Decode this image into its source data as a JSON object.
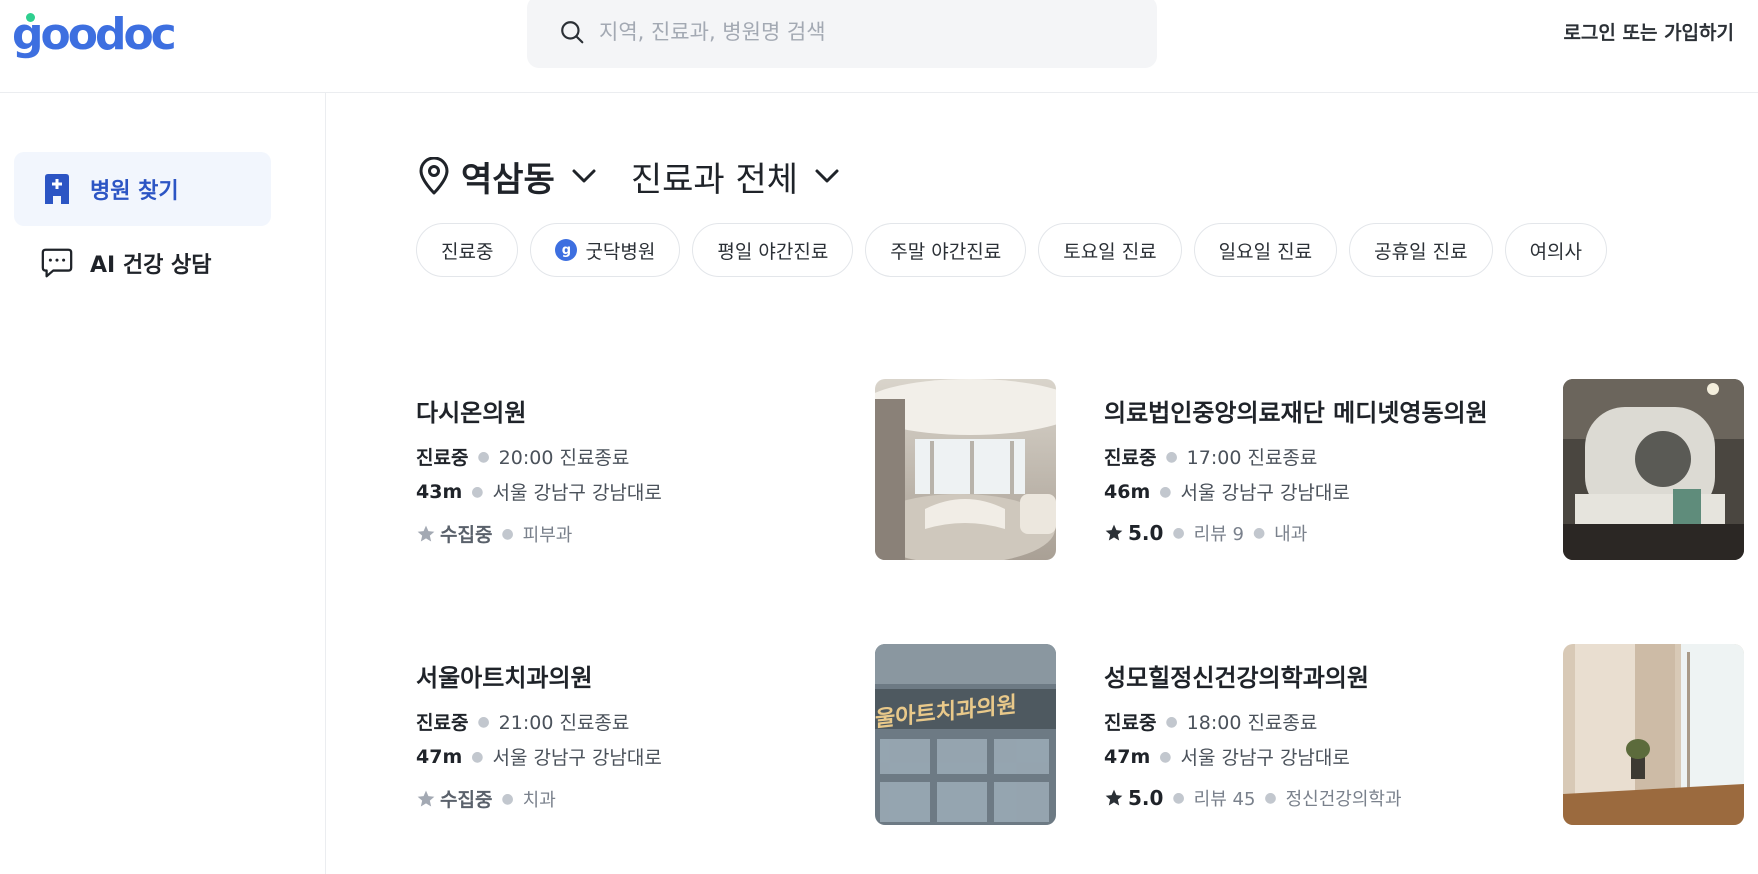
{
  "header": {
    "logo": "goodoc",
    "search_placeholder": "지역, 진료과, 병원명 검색",
    "login_label": "로그인 또는 가입하기"
  },
  "sidebar": {
    "items": [
      {
        "label": "병원 찾기",
        "icon": "hospital-icon",
        "active": true
      },
      {
        "label": "AI 건강 상담",
        "icon": "chat-icon",
        "active": false
      }
    ]
  },
  "filters": {
    "location": "역삼동",
    "department": "진료과 전체",
    "chips": [
      {
        "label": "진료중"
      },
      {
        "label": "굿닥병원",
        "badge": "g"
      },
      {
        "label": "평일 야간진료"
      },
      {
        "label": "주말 야간진료"
      },
      {
        "label": "토요일 진료"
      },
      {
        "label": "일요일 진료"
      },
      {
        "label": "공휴일 진료"
      },
      {
        "label": "여의사"
      }
    ]
  },
  "hospitals": [
    {
      "name": "다시온의원",
      "status": "진료중",
      "hours": "20:00 진료종료",
      "distance": "43m",
      "address": "서울 강남구 강남대로",
      "rating": "수집중",
      "reviews": "",
      "department": "피부과",
      "image": "clinic-lobby"
    },
    {
      "name": "의료법인중앙의료재단 메디넷영동의원",
      "status": "진료중",
      "hours": "17:00 진료종료",
      "distance": "46m",
      "address": "서울 강남구 강남대로",
      "rating": "5.0",
      "reviews": "리뷰 9",
      "department": "내과",
      "image": "mri-machine"
    },
    {
      "name": "서울아트치과의원",
      "status": "진료중",
      "hours": "21:00 진료종료",
      "distance": "47m",
      "address": "서울 강남구 강남대로",
      "rating": "수집중",
      "reviews": "",
      "department": "치과",
      "image": "building-sign",
      "sign_text": "울아트치과의원"
    },
    {
      "name": "성모힐정신건강의학과의원",
      "status": "진료중",
      "hours": "18:00 진료종료",
      "distance": "47m",
      "address": "서울 강남구 강남대로",
      "rating": "5.0",
      "reviews": "리뷰 45",
      "department": "정신건강의학과",
      "image": "clinic-corridor"
    }
  ]
}
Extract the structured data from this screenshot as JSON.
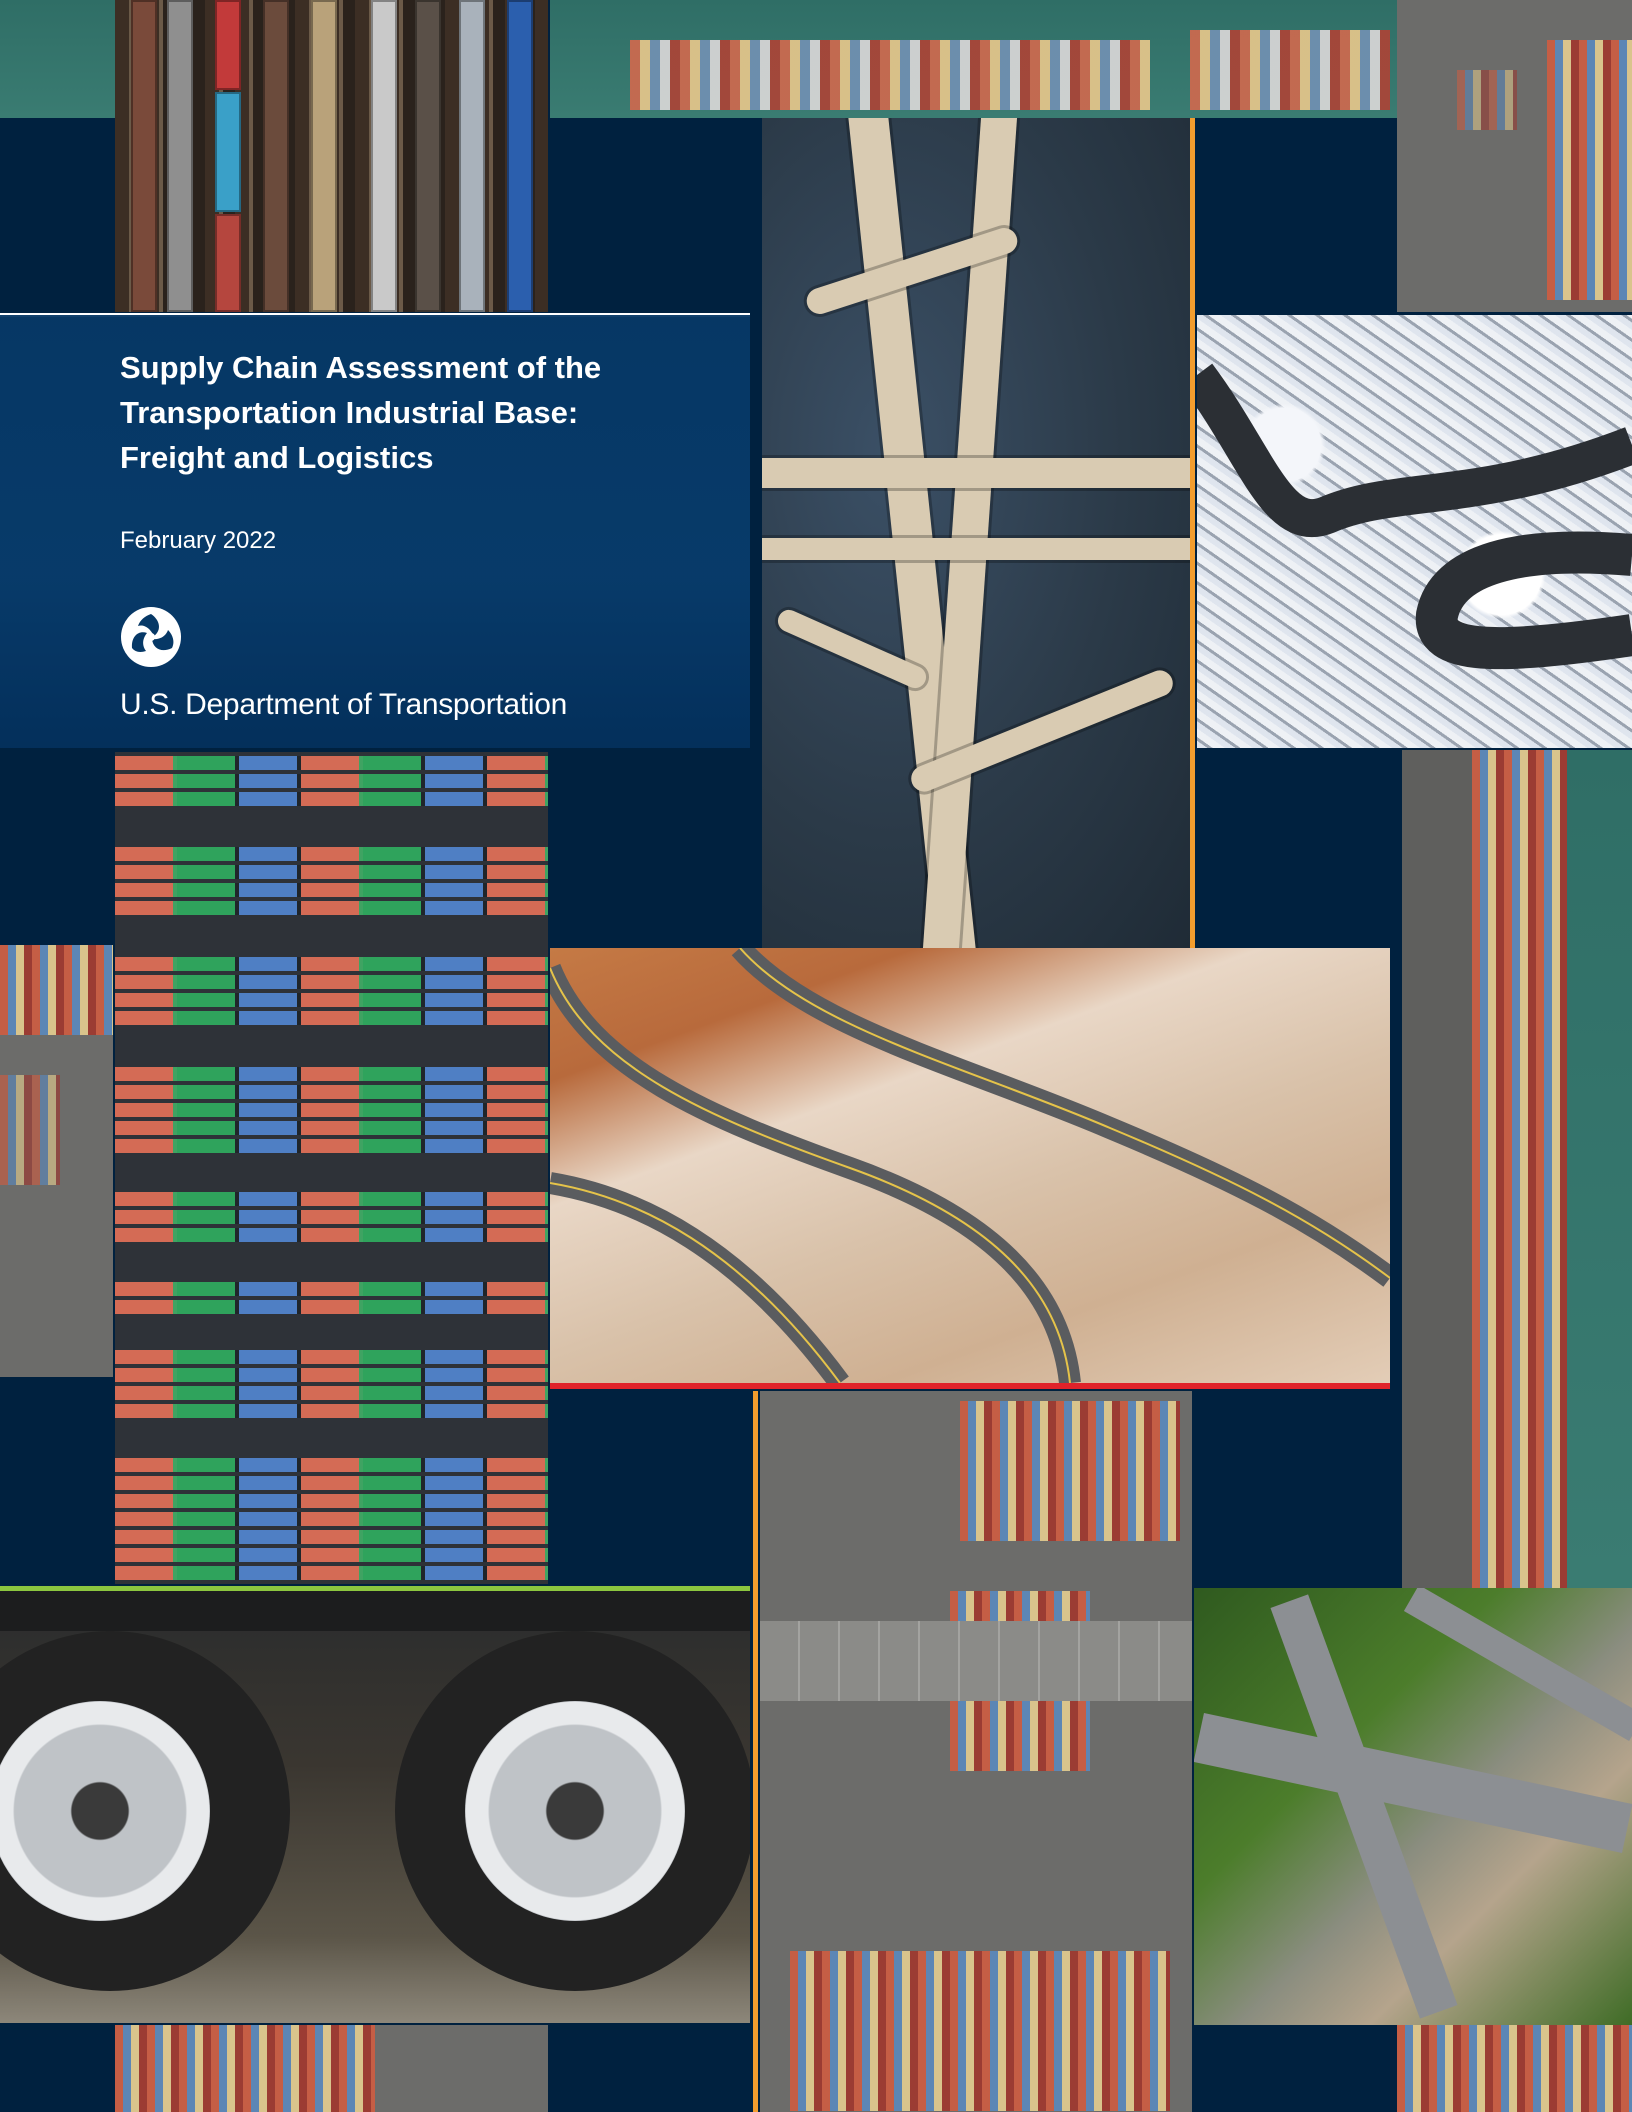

**WHAT IS EXPECTED**
Count the lines above that contain the word "name", and give only that number.

**ANSWER IN FULL**
4